*RECORDS TO USE*.
※
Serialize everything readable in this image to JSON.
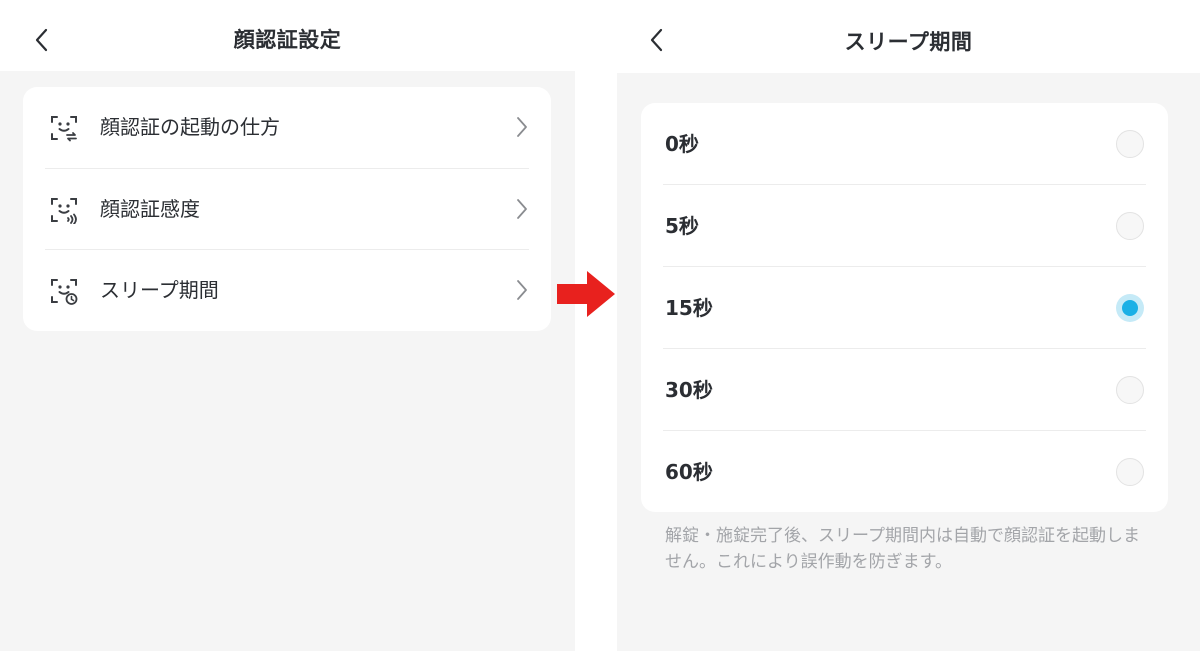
{
  "left_screen": {
    "title": "顔認証設定",
    "back_icon": "chevron-left-icon",
    "items": [
      {
        "label": "顔認証の起動の仕方",
        "icon": "face-swap-icon"
      },
      {
        "label": "顔認証感度",
        "icon": "face-signal-icon"
      },
      {
        "label": "スリープ期間",
        "icon": "face-clock-icon"
      }
    ]
  },
  "right_screen": {
    "title": "スリープ期間",
    "back_icon": "chevron-left-icon",
    "options": [
      {
        "label": "0秒",
        "selected": false
      },
      {
        "label": "5秒",
        "selected": false
      },
      {
        "label": "15秒",
        "selected": true
      },
      {
        "label": "30秒",
        "selected": false
      },
      {
        "label": "60秒",
        "selected": false
      }
    ],
    "footnote": "解錠・施錠完了後、スリープ期間内は自動で顔認証を起動しません。これにより誤作動を防ぎます。"
  },
  "colors": {
    "accent": "#1ab0e6",
    "accent_light": "#c5eaf7",
    "arrow": "#e8211e",
    "background": "#f5f5f5",
    "text": "#2b2e33",
    "muted_text": "#a3a5a9"
  }
}
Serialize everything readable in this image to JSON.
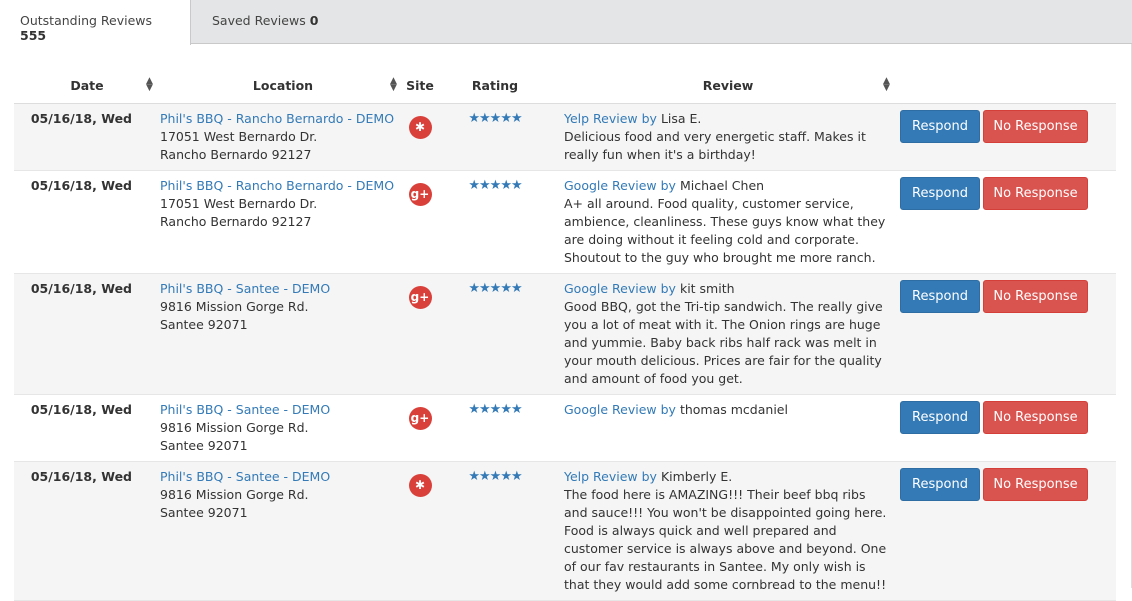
※
*SHORT TASK*. Quote the preceding records in their entirety, excluding every picture.

*EXERCISE RESULT*.
Serialize everything readable in this image to JSON.
{
  "left_screen": {
    "title": "顔認証設定",
    "back_icon": "chevron-left-icon",
    "items": [
      {
        "label": "顔認証の起動の仕方",
        "icon": "face-swap-icon"
      },
      {
        "label": "顔認証感度",
        "icon": "face-signal-icon"
      },
      {
        "label": "スリープ期間",
        "icon": "face-clock-icon"
      }
    ]
  },
  "right_screen": {
    "title": "スリープ期間",
    "back_icon": "chevron-left-icon",
    "options": [
      {
        "label": "0秒",
        "selected": false
      },
      {
        "label": "5秒",
        "selected": false
      },
      {
        "label": "15秒",
        "selected": true
      },
      {
        "label": "30秒",
        "selected": false
      },
      {
        "label": "60秒",
        "selected": false
      }
    ],
    "footnote": "解錠・施錠完了後、スリープ期間内は自動で顔認証を起動しません。これにより誤作動を防ぎます。"
  },
  "colors": {
    "accent": "#1ab0e6",
    "accent_light": "#c5eaf7",
    "arrow": "#e8211e",
    "background": "#f5f5f5",
    "text": "#2b2e33",
    "muted_text": "#a3a5a9"
  }
}
Serialize everything readable in this image to JSON.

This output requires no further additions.